**GIVEN RECORDS**
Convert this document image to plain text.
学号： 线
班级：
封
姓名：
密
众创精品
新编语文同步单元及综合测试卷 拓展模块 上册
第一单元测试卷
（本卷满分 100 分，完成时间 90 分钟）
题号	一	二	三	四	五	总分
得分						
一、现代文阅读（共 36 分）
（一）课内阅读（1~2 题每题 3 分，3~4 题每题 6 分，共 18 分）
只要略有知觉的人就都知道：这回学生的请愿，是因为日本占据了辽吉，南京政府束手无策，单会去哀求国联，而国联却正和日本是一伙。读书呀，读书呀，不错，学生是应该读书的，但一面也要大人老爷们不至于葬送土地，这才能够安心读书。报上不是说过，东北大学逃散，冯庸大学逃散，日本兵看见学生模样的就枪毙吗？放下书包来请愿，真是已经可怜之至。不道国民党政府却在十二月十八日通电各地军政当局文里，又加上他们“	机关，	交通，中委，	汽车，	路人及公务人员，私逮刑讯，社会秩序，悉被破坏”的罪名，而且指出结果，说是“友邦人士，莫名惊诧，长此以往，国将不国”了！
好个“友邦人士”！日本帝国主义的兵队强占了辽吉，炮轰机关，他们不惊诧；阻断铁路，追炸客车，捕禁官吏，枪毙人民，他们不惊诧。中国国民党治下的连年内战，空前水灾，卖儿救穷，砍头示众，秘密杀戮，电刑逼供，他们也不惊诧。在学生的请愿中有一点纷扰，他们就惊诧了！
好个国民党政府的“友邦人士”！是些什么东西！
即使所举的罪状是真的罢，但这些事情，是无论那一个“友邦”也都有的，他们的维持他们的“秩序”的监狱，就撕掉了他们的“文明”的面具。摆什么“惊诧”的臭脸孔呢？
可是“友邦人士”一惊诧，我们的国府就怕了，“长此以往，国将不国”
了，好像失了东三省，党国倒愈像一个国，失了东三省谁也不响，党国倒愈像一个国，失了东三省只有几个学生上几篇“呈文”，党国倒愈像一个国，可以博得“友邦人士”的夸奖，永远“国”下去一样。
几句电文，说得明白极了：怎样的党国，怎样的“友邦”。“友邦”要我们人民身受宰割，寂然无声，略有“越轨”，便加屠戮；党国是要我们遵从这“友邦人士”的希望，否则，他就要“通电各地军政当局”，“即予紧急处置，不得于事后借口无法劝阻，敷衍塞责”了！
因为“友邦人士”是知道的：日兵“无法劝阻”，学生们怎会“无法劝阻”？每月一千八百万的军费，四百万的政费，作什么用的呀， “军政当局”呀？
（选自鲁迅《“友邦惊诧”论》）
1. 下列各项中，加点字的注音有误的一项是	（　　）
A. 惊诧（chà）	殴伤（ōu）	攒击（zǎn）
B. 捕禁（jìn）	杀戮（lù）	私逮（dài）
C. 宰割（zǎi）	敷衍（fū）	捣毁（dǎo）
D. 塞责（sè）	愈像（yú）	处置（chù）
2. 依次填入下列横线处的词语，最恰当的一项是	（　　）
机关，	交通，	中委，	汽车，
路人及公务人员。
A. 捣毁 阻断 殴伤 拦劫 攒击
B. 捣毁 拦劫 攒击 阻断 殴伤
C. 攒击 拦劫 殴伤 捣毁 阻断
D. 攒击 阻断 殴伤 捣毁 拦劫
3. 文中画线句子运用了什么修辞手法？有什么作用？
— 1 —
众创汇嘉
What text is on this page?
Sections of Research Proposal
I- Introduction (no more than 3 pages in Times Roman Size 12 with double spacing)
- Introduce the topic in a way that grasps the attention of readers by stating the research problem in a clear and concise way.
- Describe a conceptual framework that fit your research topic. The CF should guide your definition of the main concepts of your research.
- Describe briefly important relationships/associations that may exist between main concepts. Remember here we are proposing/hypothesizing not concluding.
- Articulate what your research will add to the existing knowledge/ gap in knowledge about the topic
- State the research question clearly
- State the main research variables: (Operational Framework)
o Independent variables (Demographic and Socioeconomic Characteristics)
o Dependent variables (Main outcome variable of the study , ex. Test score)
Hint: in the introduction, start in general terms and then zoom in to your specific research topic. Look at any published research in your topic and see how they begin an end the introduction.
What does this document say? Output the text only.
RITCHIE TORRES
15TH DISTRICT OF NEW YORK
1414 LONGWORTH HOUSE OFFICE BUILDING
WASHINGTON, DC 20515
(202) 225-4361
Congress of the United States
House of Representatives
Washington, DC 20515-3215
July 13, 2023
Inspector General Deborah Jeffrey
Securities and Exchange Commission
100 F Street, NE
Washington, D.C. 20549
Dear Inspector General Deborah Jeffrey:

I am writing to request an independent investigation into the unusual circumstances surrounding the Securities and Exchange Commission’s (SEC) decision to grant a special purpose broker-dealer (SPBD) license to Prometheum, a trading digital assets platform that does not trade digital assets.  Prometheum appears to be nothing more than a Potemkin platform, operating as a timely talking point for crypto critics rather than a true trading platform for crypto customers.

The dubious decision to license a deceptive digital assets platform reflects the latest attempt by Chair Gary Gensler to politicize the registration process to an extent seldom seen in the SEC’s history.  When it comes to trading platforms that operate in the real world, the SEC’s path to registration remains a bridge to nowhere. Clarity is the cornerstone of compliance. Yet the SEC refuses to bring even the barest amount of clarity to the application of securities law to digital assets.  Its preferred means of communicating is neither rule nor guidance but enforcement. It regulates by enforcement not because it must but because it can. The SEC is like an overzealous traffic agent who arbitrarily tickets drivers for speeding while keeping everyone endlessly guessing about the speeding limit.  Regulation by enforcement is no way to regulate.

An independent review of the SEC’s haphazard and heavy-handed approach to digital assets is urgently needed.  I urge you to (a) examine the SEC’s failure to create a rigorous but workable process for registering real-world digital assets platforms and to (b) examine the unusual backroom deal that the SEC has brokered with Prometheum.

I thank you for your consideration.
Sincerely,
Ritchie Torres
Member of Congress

**THE EXERCISE**
Collect the lines of the records that include the string "concepts".

**ANSWER FOR THE TASK**
- Describe a conceptual framework that fit your research topic. The CF should guide your definition of the main concepts of your research.
- Describe briefly important relationships/associations that may exist between main concepts. Remember here we are proposing/hypothesizing not concluding.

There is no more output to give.